-- INSTRUCTIONS FOR THE TASK --
Exactly as written, quote every line that follows, skipping the images.

-- MATERIAL PROVIDED --
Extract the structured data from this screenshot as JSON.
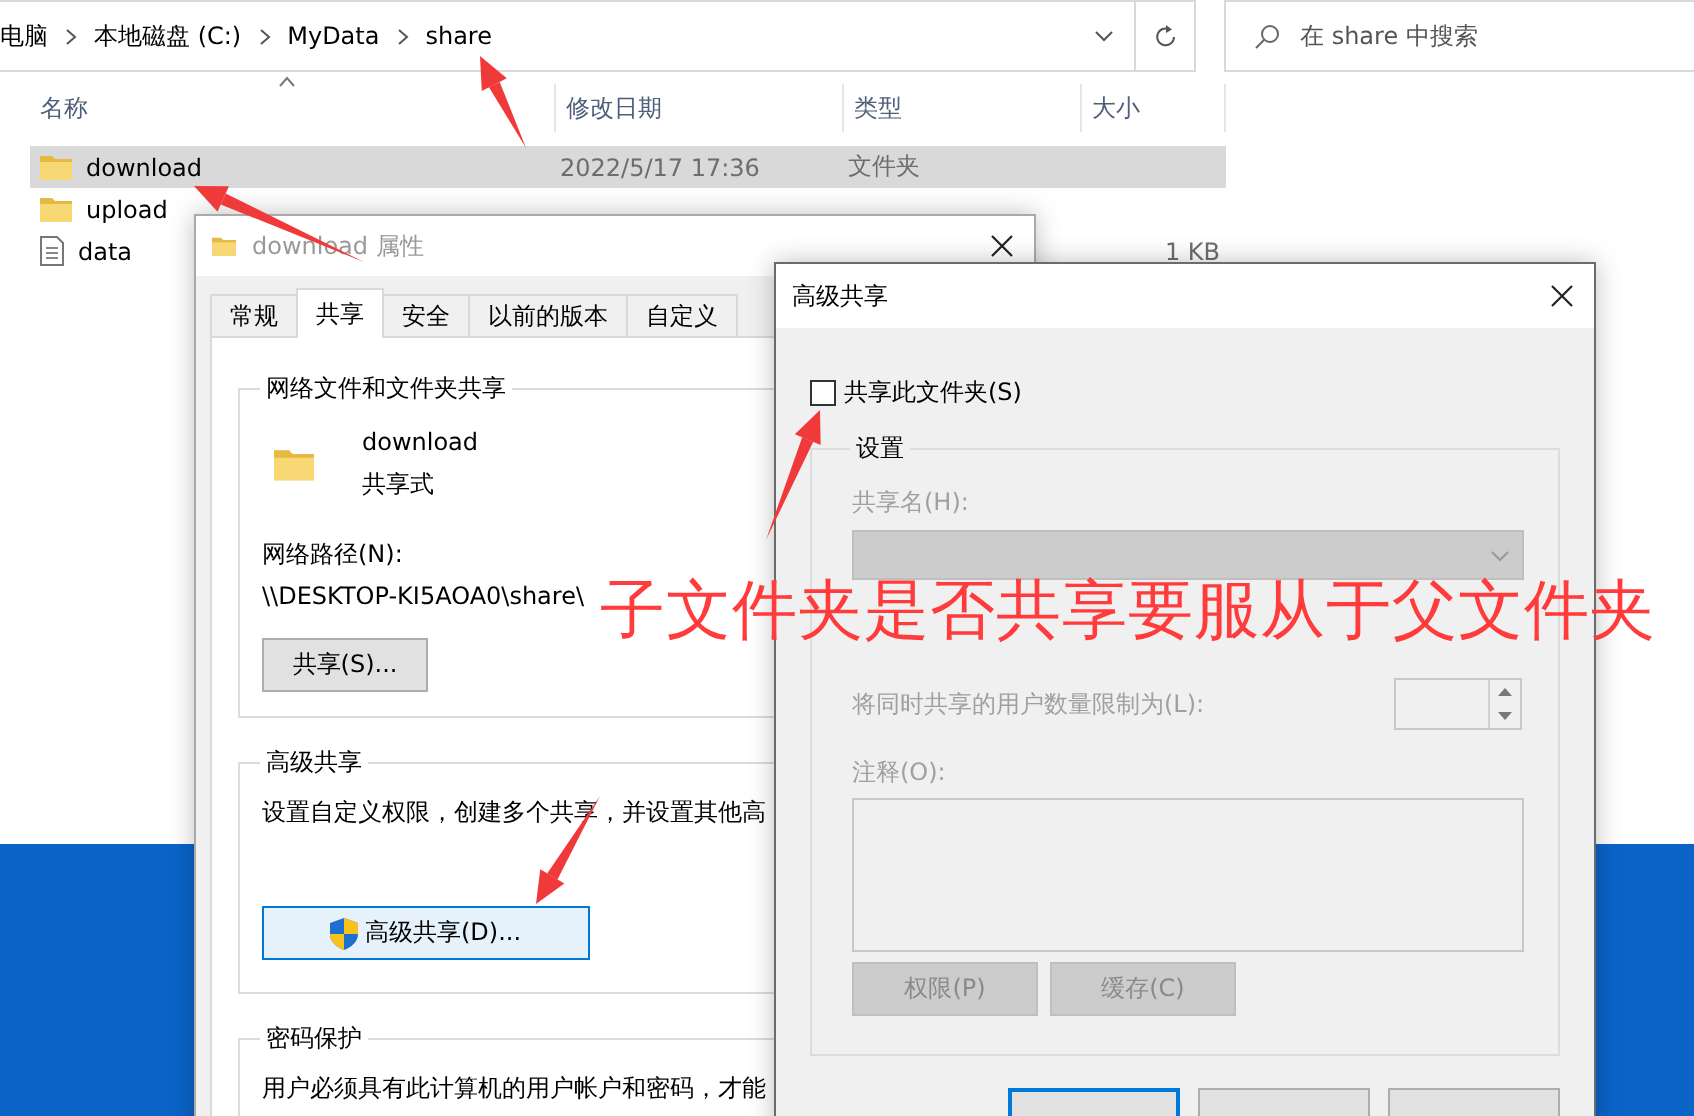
{
  "explorer": {
    "breadcrumb": [
      "电脑",
      "本地磁盘 (C:)",
      "MyData",
      "share"
    ],
    "search": {
      "placeholder": "在 share 中搜索"
    },
    "columns": [
      "名称",
      "修改日期",
      "类型",
      "大小"
    ],
    "rows": [
      {
        "kind": "folder",
        "name": "download",
        "date": "2022/5/17 17:36",
        "type": "文件夹",
        "selected": true
      },
      {
        "kind": "folder",
        "name": "upload",
        "selected": false
      },
      {
        "kind": "file",
        "name": "data",
        "size": "1 KB",
        "selected": false
      }
    ]
  },
  "properties": {
    "title": "download 属性",
    "tabs": [
      {
        "label": "常规",
        "selected": false
      },
      {
        "label": "共享",
        "selected": true
      },
      {
        "label": "安全",
        "selected": false
      },
      {
        "label": "以前的版本",
        "selected": false
      },
      {
        "label": "自定义",
        "selected": false
      }
    ],
    "sharing_group": {
      "title": "网络文件和文件夹共享",
      "folder_name": "download",
      "status": "共享式",
      "path_label": "网络路径(N):",
      "path": "\\\\DESKTOP-KI5AOA0\\share\\",
      "button": "共享(S)..."
    },
    "advanced_group": {
      "title": "高级共享",
      "description": "设置自定义权限，创建多个共享，并设置其他高",
      "button": "高级共享(D)..."
    },
    "password_group": {
      "title": "密码保护",
      "description": "用户必须具有此计算机的用户帐户和密码，才能"
    }
  },
  "advanced_dialog": {
    "title": "高级共享",
    "share_checkbox": {
      "label": "共享此文件夹(S)",
      "checked": false
    },
    "settings": {
      "title": "设置",
      "disabled": true,
      "share_name_label": "共享名(H):",
      "limit_label": "将同时共享的用户数量限制为(L):",
      "comment_label": "注释(O):",
      "permissions_button": "权限(P)",
      "caching_button": "缓存(C)"
    }
  },
  "annotation": {
    "text": "子文件夹是否共享要服从于父文件夹"
  }
}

-- ANSWER TO THE TASK --
Extract the structured data from this screenshot as JSON.
{
  "explorer": {
    "breadcrumb": [
      "电脑",
      "本地磁盘 (C:)",
      "MyData",
      "share"
    ],
    "search": {
      "placeholder": "在 share 中搜索"
    },
    "columns": [
      "名称",
      "修改日期",
      "类型",
      "大小"
    ],
    "rows": [
      {
        "kind": "folder",
        "name": "download",
        "date": "2022/5/17 17:36",
        "type": "文件夹",
        "selected": true
      },
      {
        "kind": "folder",
        "name": "upload",
        "selected": false
      },
      {
        "kind": "file",
        "name": "data",
        "size": "1 KB",
        "selected": false
      }
    ]
  },
  "properties": {
    "title": "download 属性",
    "tabs": [
      {
        "label": "常规",
        "selected": false
      },
      {
        "label": "共享",
        "selected": true
      },
      {
        "label": "安全",
        "selected": false
      },
      {
        "label": "以前的版本",
        "selected": false
      },
      {
        "label": "自定义",
        "selected": false
      }
    ],
    "sharing_group": {
      "title": "网络文件和文件夹共享",
      "folder_name": "download",
      "status": "共享式",
      "path_label": "网络路径(N):",
      "path": "\\\\DESKTOP-KI5AOA0\\share\\",
      "button": "共享(S)..."
    },
    "advanced_group": {
      "title": "高级共享",
      "description": "设置自定义权限，创建多个共享，并设置其他高",
      "button": "高级共享(D)..."
    },
    "password_group": {
      "title": "密码保护",
      "description": "用户必须具有此计算机的用户帐户和密码，才能"
    }
  },
  "advanced_dialog": {
    "title": "高级共享",
    "share_checkbox": {
      "label": "共享此文件夹(S)",
      "checked": false
    },
    "settings": {
      "title": "设置",
      "disabled": true,
      "share_name_label": "共享名(H):",
      "limit_label": "将同时共享的用户数量限制为(L):",
      "comment_label": "注释(O):",
      "permissions_button": "权限(P)",
      "caching_button": "缓存(C)"
    }
  },
  "annotation": {
    "text": "子文件夹是否共享要服从于父文件夹"
  }
}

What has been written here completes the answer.